▶ _REQUEST_
Write out each line exactly as given. Leave the pictures out of your copy.

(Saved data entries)
— BEGIN —

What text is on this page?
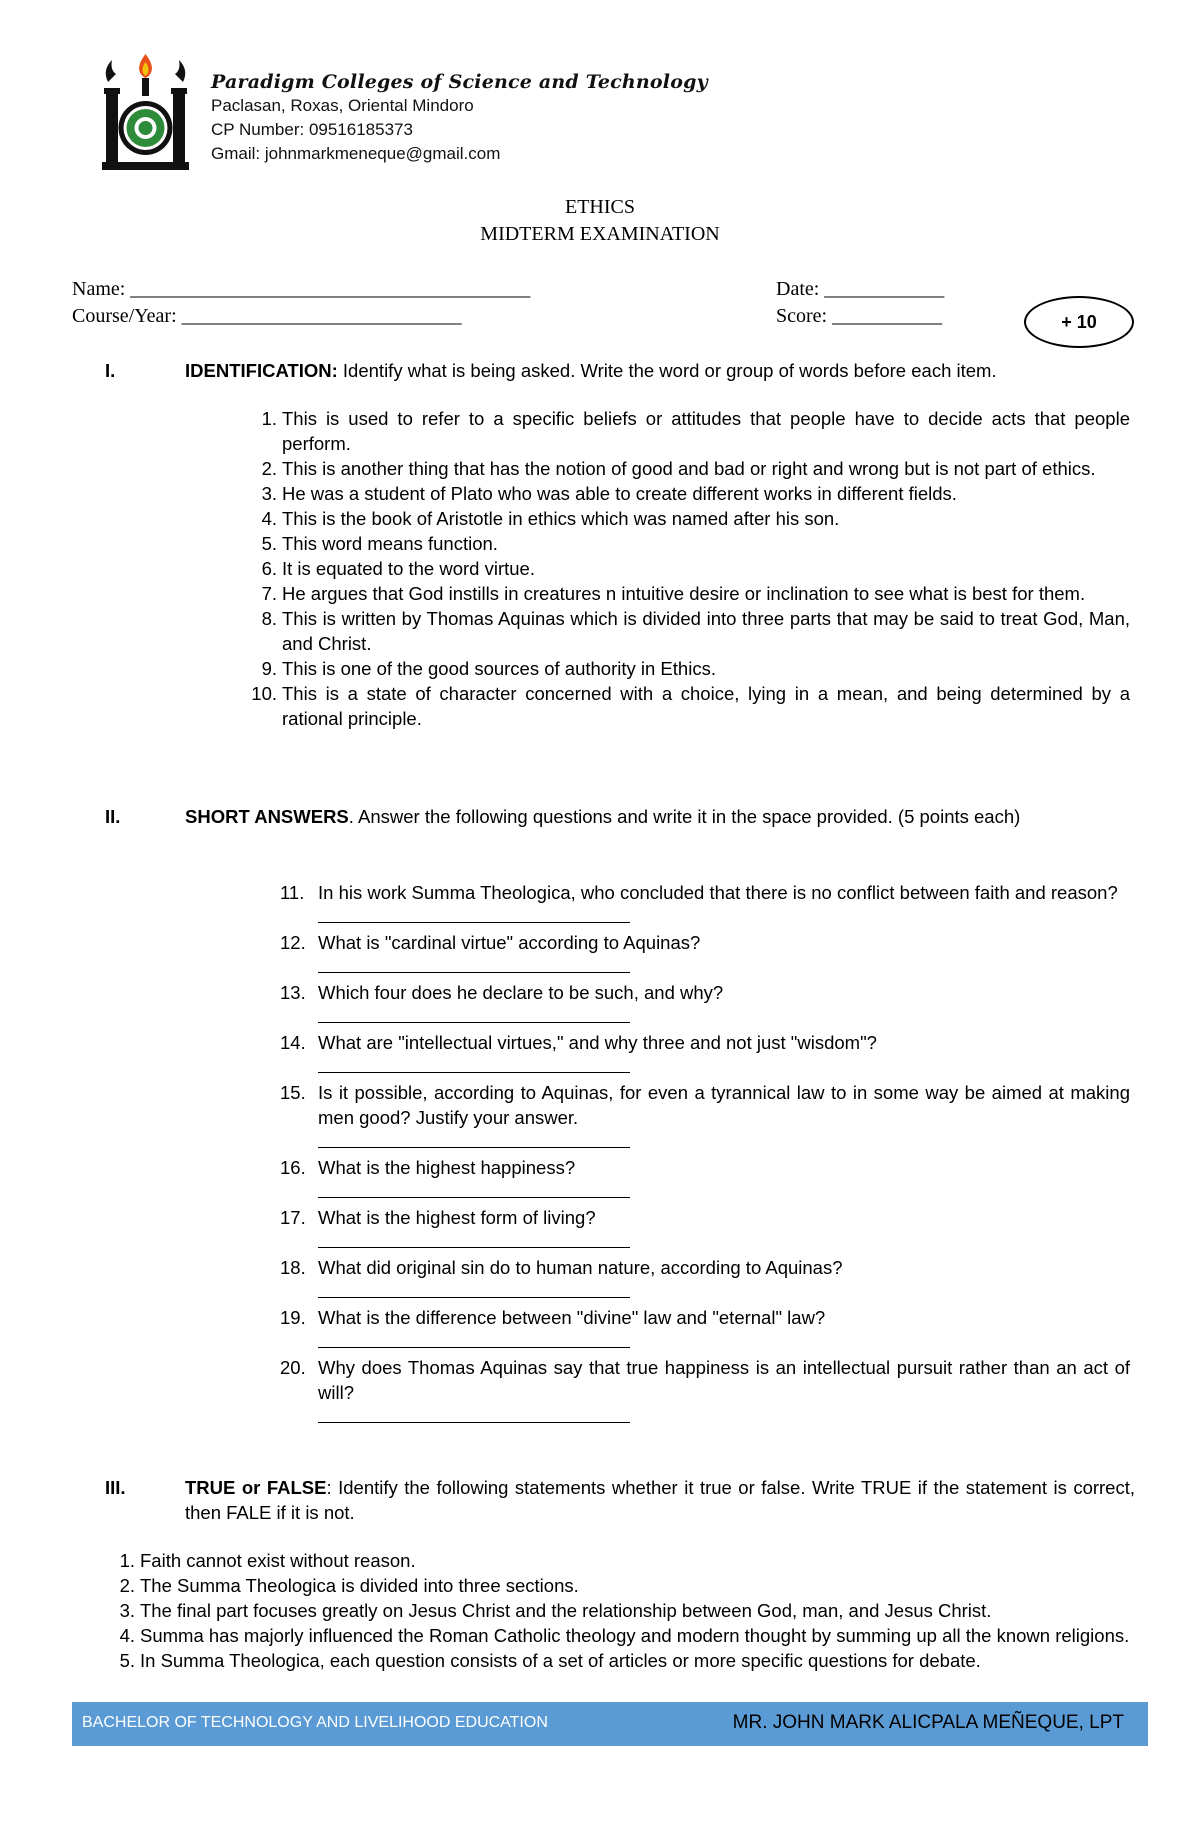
Paradigm Colleges of Science and Technology
Paclasan, Roxas, Oriental Mindoro
CP Number: 09516185373
Gmail: johnmarkmeneque@gmail.com
ETHICS
MIDTERM EXAMINATION
Name: ________________________________________	Date: ____________
Course/Year: ____________________________	Score: ___________	+ 10
I.	IDENTIFICATION: Identify what is being asked. Write the word or group of words before each item.
1. This is used to refer to a specific beliefs or attitudes that people have to decide acts that people perform.
2. This is another thing that has the notion of good and bad or right and wrong but is not part of ethics.
3. He was a student of Plato who was able to create different works in different fields.
4. This is the book of Aristotle in ethics which was named after his son.
5. This word means function.
6. It is equated to the word virtue.
7. He argues that God instills in creatures n intuitive desire or inclination to see what is best for them.
8. This is written by Thomas Aquinas which is divided into three parts that may be said to treat God, Man, and Christ.
9. This is one of the good sources of authority in Ethics.
10. This is a state of character concerned with a choice, lying in a mean, and being determined by a rational principle.
II.	SHORT ANSWERS. Answer the following questions and write it in the space provided. (5 points each)
11. In his work Summa Theologica, who concluded that there is no conflict between faith and reason?
12. What is "cardinal virtue" according to Aquinas?
13. Which four does he declare to be such, and why?
14. What are "intellectual virtues," and why three and not just "wisdom"?
15. Is it possible, according to Aquinas, for even a tyrannical law to in some way be aimed at making men good? Justify your answer.
16. What is the highest happiness?
17. What is the highest form of living?
18. What did original sin do to human nature, according to Aquinas?
19. What is the difference between "divine" law and "eternal" law?
20. Why does Thomas Aquinas say that true happiness is an intellectual pursuit rather than an act of will?
III.	TRUE or FALSE: Identify the following statements whether it true or false. Write TRUE if the statement is correct, then FALE if it is not.
1. Faith cannot exist without reason.
2. The Summa Theologica is divided into three sections.
3. The final part focuses greatly on Jesus Christ and the relationship between God, man, and Jesus Christ.
4. Summa has majorly influenced the Roman Catholic theology and modern thought by summing up all the known religions.
5. In Summa Theologica, each question consists of a set of articles or more specific questions for debate.
BACHELOR OF TECHNOLOGY AND LIVELIHOOD EDUCATION	MR. JOHN MARK ALICPALA MEÑEQUE, LPT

— END —

▶ _THE ANSWER_
What text is on this page?
Paradigm Colleges of Science and Technology
Paclasan, Roxas, Oriental Mindoro
CP Number: 09516185373
Gmail: johnmarkmeneque@gmail.com
ETHICS
MIDTERM EXAMINATION
Name: ________________________________________	Date: ____________
Course/Year: ____________________________	Score: ___________	+ 10
I.	IDENTIFICATION: Identify what is being asked. Write the word or group of words before each item.
1. This is used to refer to a specific beliefs or attitudes that people have to decide acts that people perform.
2. This is another thing that has the notion of good and bad or right and wrong but is not part of ethics.
3. He was a student of Plato who was able to create different works in different fields.
4. This is the book of Aristotle in ethics which was named after his son.
5. This word means function.
6. It is equated to the word virtue.
7. He argues that God instills in creatures n intuitive desire or inclination to see what is best for them.
8. This is written by Thomas Aquinas which is divided into three parts that may be said to treat God, Man, and Christ.
9. This is one of the good sources of authority in Ethics.
10. This is a state of character concerned with a choice, lying in a mean, and being determined by a rational principle.
II.	SHORT ANSWERS. Answer the following questions and write it in the space provided. (5 points each)
11. In his work Summa Theologica, who concluded that there is no conflict between faith and reason?
12. What is "cardinal virtue" according to Aquinas?
13. Which four does he declare to be such, and why?
14. What are "intellectual virtues," and why three and not just "wisdom"?
15. Is it possible, according to Aquinas, for even a tyrannical law to in some way be aimed at making men good? Justify your answer.
16. What is the highest happiness?
17. What is the highest form of living?
18. What did original sin do to human nature, according to Aquinas?
19. What is the difference between "divine" law and "eternal" law?
20. Why does Thomas Aquinas say that true happiness is an intellectual pursuit rather than an act of will?
III.	TRUE or FALSE: Identify the following statements whether it true or false. Write TRUE if the statement is correct, then FALE if it is not.
1. Faith cannot exist without reason.
2. The Summa Theologica is divided into three sections.
3. The final part focuses greatly on Jesus Christ and the relationship between God, man, and Jesus Christ.
4. Summa has majorly influenced the Roman Catholic theology and modern thought by summing up all the known religions.
5. In Summa Theologica, each question consists of a set of articles or more specific questions for debate.
BACHELOR OF TECHNOLOGY AND LIVELIHOOD EDUCATION	MR. JOHN MARK ALICPALA MEÑEQUE, LPT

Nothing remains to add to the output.